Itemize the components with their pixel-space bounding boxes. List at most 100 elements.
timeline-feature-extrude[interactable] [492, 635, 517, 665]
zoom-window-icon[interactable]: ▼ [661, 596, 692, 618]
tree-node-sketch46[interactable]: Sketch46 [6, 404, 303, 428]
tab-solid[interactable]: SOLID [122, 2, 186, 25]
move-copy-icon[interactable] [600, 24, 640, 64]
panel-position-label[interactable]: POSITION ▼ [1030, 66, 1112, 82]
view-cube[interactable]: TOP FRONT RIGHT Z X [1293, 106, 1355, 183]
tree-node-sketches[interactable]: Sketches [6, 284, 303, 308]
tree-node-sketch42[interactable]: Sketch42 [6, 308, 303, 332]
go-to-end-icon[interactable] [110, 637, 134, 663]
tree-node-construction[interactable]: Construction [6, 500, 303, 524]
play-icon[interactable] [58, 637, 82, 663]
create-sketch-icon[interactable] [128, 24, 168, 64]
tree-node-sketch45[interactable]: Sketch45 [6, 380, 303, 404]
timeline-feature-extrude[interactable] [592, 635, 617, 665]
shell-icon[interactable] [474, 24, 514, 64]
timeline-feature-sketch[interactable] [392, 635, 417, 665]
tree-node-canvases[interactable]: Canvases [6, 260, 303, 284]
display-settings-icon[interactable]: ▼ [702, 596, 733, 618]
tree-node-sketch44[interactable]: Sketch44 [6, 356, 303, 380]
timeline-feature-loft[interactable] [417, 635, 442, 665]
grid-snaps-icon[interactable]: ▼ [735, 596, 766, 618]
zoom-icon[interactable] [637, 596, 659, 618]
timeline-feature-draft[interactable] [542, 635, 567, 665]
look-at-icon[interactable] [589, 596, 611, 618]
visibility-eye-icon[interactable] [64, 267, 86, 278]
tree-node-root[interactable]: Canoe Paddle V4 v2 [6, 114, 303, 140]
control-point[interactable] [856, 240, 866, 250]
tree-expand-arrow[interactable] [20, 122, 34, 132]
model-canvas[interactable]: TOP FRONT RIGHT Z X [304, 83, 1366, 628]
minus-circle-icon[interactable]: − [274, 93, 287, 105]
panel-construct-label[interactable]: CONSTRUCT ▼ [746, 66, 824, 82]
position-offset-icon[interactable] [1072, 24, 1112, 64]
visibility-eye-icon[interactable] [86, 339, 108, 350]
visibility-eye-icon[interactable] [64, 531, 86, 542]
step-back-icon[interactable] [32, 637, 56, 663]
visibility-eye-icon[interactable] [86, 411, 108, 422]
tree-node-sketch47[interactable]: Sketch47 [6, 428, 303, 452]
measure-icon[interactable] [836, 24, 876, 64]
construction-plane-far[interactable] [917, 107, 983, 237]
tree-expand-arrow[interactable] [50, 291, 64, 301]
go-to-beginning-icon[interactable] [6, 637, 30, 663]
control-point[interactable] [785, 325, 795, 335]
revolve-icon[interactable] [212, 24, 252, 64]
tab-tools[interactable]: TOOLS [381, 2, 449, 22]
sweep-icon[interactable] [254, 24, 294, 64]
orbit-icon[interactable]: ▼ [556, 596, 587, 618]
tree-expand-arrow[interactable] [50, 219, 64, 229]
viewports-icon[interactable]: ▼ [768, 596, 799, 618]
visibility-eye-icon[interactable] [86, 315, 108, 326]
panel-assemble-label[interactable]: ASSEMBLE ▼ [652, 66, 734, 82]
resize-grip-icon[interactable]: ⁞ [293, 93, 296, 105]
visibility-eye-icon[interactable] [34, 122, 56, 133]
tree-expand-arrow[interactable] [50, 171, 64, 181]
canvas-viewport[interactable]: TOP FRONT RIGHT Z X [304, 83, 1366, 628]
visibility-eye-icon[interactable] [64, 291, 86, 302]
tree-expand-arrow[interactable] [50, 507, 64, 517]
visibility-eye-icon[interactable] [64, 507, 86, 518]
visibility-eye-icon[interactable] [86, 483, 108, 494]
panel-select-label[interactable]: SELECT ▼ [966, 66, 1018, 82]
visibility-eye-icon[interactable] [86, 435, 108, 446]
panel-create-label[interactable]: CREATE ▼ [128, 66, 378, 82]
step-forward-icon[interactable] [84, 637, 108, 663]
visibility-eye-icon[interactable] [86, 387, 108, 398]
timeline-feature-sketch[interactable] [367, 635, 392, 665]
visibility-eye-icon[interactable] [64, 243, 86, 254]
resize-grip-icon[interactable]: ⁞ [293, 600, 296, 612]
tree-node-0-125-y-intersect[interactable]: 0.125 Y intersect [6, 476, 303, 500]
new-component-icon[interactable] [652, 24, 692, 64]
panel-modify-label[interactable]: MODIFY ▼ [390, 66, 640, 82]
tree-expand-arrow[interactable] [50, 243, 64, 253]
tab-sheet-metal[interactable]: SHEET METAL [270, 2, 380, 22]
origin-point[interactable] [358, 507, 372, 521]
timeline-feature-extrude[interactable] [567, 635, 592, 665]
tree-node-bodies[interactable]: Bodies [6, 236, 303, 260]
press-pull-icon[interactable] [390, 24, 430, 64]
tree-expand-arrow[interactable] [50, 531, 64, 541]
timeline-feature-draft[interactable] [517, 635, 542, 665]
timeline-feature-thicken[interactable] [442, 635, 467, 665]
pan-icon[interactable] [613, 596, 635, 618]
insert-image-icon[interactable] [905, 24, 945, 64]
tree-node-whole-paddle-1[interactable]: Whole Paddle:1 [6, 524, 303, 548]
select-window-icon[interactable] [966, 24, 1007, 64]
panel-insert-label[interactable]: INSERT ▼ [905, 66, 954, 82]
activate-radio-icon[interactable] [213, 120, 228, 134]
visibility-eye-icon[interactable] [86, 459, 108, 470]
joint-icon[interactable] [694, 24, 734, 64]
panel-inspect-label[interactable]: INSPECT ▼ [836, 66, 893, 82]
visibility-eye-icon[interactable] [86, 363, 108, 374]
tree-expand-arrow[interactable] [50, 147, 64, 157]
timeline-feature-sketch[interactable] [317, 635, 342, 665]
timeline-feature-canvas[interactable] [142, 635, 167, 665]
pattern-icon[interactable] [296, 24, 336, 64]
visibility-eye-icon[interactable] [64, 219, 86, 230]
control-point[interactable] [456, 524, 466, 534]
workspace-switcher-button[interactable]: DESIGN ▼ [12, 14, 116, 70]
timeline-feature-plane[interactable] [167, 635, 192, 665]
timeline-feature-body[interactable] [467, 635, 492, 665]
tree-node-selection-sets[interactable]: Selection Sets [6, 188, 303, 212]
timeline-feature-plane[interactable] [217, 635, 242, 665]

■ ■ ■ ■ ■ ■ ■

Rewrite the listing above, switching every "visibility-eye-icon" to "eye-toggle-icon" and leaving the rest of each line unchanged.

Itemize the components with their pixel-space bounding boxes. List at most 100 elements.
timeline-feature-extrude[interactable] [492, 635, 517, 665]
zoom-window-icon[interactable]: ▼ [661, 596, 692, 618]
tree-node-sketch46[interactable]: Sketch46 [6, 404, 303, 428]
tab-solid[interactable]: SOLID [122, 2, 186, 25]
move-copy-icon[interactable] [600, 24, 640, 64]
panel-position-label[interactable]: POSITION ▼ [1030, 66, 1112, 82]
view-cube[interactable]: TOP FRONT RIGHT Z X [1293, 106, 1355, 183]
tree-node-sketches[interactable]: Sketches [6, 284, 303, 308]
tree-node-sketch42[interactable]: Sketch42 [6, 308, 303, 332]
go-to-end-icon[interactable] [110, 637, 134, 663]
tree-node-construction[interactable]: Construction [6, 500, 303, 524]
play-icon[interactable] [58, 637, 82, 663]
create-sketch-icon[interactable] [128, 24, 168, 64]
tree-node-sketch45[interactable]: Sketch45 [6, 380, 303, 404]
timeline-feature-extrude[interactable] [592, 635, 617, 665]
shell-icon[interactable] [474, 24, 514, 64]
timeline-feature-sketch[interactable] [392, 635, 417, 665]
tree-node-canvases[interactable]: Canvases [6, 260, 303, 284]
display-settings-icon[interactable]: ▼ [702, 596, 733, 618]
tree-node-sketch44[interactable]: Sketch44 [6, 356, 303, 380]
timeline-feature-loft[interactable] [417, 635, 442, 665]
grid-snaps-icon[interactable]: ▼ [735, 596, 766, 618]
zoom-icon[interactable] [637, 596, 659, 618]
timeline-feature-draft[interactable] [542, 635, 567, 665]
look-at-icon[interactable] [589, 596, 611, 618]
eye-toggle-icon[interactable] [64, 267, 86, 278]
tree-node-root[interactable]: Canoe Paddle V4 v2 [6, 114, 303, 140]
control-point[interactable] [856, 240, 866, 250]
tree-expand-arrow[interactable] [20, 122, 34, 132]
model-canvas[interactable]: TOP FRONT RIGHT Z X [304, 83, 1366, 628]
minus-circle-icon[interactable]: − [274, 93, 287, 105]
panel-construct-label[interactable]: CONSTRUCT ▼ [746, 66, 824, 82]
position-offset-icon[interactable] [1072, 24, 1112, 64]
eye-toggle-icon[interactable] [86, 339, 108, 350]
eye-toggle-icon[interactable] [64, 531, 86, 542]
step-back-icon[interactable] [32, 637, 56, 663]
eye-toggle-icon[interactable] [86, 411, 108, 422]
tree-node-sketch47[interactable]: Sketch47 [6, 428, 303, 452]
measure-icon[interactable] [836, 24, 876, 64]
construction-plane-far[interactable] [917, 107, 983, 237]
tree-expand-arrow[interactable] [50, 291, 64, 301]
go-to-beginning-icon[interactable] [6, 637, 30, 663]
control-point[interactable] [785, 325, 795, 335]
revolve-icon[interactable] [212, 24, 252, 64]
tab-tools[interactable]: TOOLS [381, 2, 449, 22]
sweep-icon[interactable] [254, 24, 294, 64]
orbit-icon[interactable]: ▼ [556, 596, 587, 618]
tree-expand-arrow[interactable] [50, 219, 64, 229]
viewports-icon[interactable]: ▼ [768, 596, 799, 618]
eye-toggle-icon[interactable] [86, 315, 108, 326]
panel-assemble-label[interactable]: ASSEMBLE ▼ [652, 66, 734, 82]
resize-grip-icon[interactable]: ⁞ [293, 93, 296, 105]
eye-toggle-icon[interactable] [34, 122, 56, 133]
tree-expand-arrow[interactable] [50, 171, 64, 181]
canvas-viewport[interactable]: TOP FRONT RIGHT Z X [304, 83, 1366, 628]
eye-toggle-icon[interactable] [64, 291, 86, 302]
tree-expand-arrow[interactable] [50, 507, 64, 517]
eye-toggle-icon[interactable] [64, 507, 86, 518]
eye-toggle-icon[interactable] [86, 483, 108, 494]
panel-select-label[interactable]: SELECT ▼ [966, 66, 1018, 82]
eye-toggle-icon[interactable] [86, 435, 108, 446]
panel-create-label[interactable]: CREATE ▼ [128, 66, 378, 82]
step-forward-icon[interactable] [84, 637, 108, 663]
eye-toggle-icon[interactable] [86, 387, 108, 398]
timeline-feature-sketch[interactable] [367, 635, 392, 665]
eye-toggle-icon[interactable] [64, 243, 86, 254]
resize-grip-icon[interactable]: ⁞ [293, 600, 296, 612]
tree-node-0-125-y-intersect[interactable]: 0.125 Y intersect [6, 476, 303, 500]
new-component-icon[interactable] [652, 24, 692, 64]
panel-modify-label[interactable]: MODIFY ▼ [390, 66, 640, 82]
tree-expand-arrow[interactable] [50, 243, 64, 253]
tab-sheet-metal[interactable]: SHEET METAL [270, 2, 380, 22]
origin-point[interactable] [358, 507, 372, 521]
timeline-feature-extrude[interactable] [567, 635, 592, 665]
tree-node-bodies[interactable]: Bodies [6, 236, 303, 260]
press-pull-icon[interactable] [390, 24, 430, 64]
tree-expand-arrow[interactable] [50, 531, 64, 541]
timeline-feature-draft[interactable] [517, 635, 542, 665]
timeline-feature-thicken[interactable] [442, 635, 467, 665]
pan-icon[interactable] [613, 596, 635, 618]
insert-image-icon[interactable] [905, 24, 945, 64]
tree-node-whole-paddle-1[interactable]: Whole Paddle:1 [6, 524, 303, 548]
select-window-icon[interactable] [966, 24, 1007, 64]
panel-insert-label[interactable]: INSERT ▼ [905, 66, 954, 82]
activate-radio-icon[interactable] [213, 120, 228, 134]
eye-toggle-icon[interactable] [86, 459, 108, 470]
joint-icon[interactable] [694, 24, 734, 64]
panel-inspect-label[interactable]: INSPECT ▼ [836, 66, 893, 82]
eye-toggle-icon[interactable] [86, 363, 108, 374]
tree-expand-arrow[interactable] [50, 147, 64, 157]
timeline-feature-sketch[interactable] [317, 635, 342, 665]
timeline-feature-canvas[interactable] [142, 635, 167, 665]
pattern-icon[interactable] [296, 24, 336, 64]
eye-toggle-icon[interactable] [64, 219, 86, 230]
control-point[interactable] [456, 524, 466, 534]
workspace-switcher-button[interactable]: DESIGN ▼ [12, 14, 116, 70]
timeline-feature-plane[interactable] [167, 635, 192, 665]
timeline-feature-body[interactable] [467, 635, 492, 665]
tree-node-selection-sets[interactable]: Selection Sets [6, 188, 303, 212]
timeline-feature-plane[interactable] [217, 635, 242, 665]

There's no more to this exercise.